Required work: Report each line of the data that includes the word "português".

───── Available records ─────

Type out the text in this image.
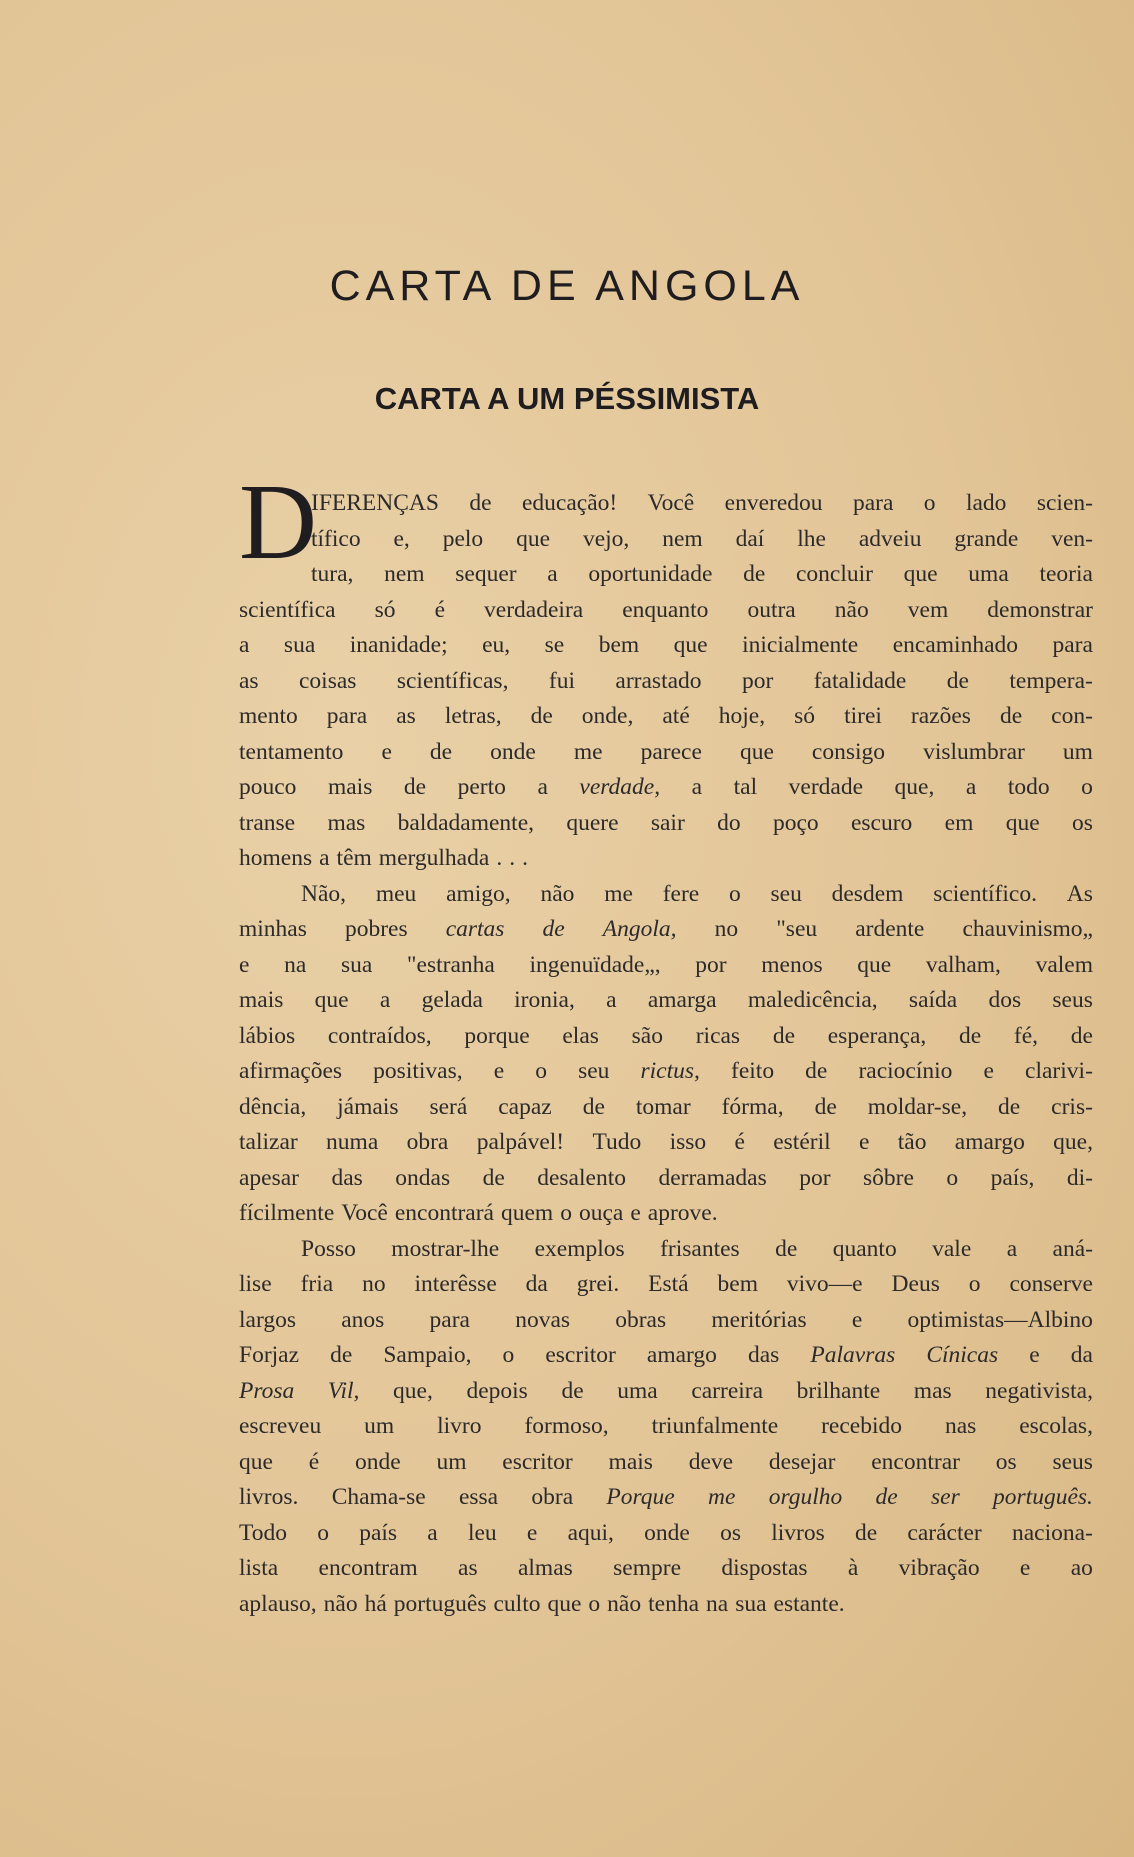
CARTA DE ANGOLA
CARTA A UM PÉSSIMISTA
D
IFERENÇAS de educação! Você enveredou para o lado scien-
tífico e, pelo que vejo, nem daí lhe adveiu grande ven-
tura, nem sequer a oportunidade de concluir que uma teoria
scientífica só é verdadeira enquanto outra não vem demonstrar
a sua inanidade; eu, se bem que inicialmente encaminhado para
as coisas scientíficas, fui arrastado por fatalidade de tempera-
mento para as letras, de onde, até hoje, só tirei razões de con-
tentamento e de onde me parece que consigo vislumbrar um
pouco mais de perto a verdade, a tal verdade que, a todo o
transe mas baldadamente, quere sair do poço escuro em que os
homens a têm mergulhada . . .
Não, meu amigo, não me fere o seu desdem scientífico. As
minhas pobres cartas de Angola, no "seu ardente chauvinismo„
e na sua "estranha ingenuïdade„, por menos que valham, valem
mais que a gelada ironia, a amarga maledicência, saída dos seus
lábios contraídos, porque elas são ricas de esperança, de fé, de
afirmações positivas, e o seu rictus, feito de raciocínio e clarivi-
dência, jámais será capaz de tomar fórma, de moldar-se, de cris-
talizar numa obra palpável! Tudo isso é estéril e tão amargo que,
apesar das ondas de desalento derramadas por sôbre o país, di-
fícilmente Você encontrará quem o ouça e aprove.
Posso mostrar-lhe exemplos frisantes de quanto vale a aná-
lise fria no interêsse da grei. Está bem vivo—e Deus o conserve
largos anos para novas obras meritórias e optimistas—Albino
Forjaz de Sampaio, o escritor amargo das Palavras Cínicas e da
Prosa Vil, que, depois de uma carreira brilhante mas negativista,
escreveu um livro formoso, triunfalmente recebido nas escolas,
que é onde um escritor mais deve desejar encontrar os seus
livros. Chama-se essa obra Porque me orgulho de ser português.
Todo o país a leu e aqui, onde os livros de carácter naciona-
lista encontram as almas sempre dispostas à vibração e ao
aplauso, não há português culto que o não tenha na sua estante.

─────
───── Available records ─────

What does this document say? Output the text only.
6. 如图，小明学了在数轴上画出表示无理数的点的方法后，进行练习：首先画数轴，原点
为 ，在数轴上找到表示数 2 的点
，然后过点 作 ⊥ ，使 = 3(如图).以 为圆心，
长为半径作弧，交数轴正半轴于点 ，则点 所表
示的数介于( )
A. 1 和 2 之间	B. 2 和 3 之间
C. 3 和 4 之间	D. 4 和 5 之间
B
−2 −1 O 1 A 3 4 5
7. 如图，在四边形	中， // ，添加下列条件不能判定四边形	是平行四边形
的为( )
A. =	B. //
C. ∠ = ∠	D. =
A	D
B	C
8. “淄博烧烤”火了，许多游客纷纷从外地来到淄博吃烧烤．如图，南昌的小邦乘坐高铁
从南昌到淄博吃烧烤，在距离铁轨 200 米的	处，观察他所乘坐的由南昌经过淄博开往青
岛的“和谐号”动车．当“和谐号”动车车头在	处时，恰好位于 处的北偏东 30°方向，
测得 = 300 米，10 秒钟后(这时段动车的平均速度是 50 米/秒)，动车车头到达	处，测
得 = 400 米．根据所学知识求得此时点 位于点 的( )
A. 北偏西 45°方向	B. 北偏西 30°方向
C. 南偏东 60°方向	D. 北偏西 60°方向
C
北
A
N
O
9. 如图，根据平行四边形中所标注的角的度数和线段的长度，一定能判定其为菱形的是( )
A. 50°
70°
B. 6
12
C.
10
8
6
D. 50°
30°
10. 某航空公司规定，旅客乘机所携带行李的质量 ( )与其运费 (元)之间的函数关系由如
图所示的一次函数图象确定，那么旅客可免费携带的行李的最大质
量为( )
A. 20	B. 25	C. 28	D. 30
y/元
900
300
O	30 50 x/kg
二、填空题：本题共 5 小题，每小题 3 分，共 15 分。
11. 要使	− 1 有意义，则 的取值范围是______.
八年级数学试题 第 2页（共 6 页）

─────

Response for this exercise:
livros. Chama-se essa obra Porque me orgulho de ser português.
aplauso, não há português culto que o não tenha na sua estante.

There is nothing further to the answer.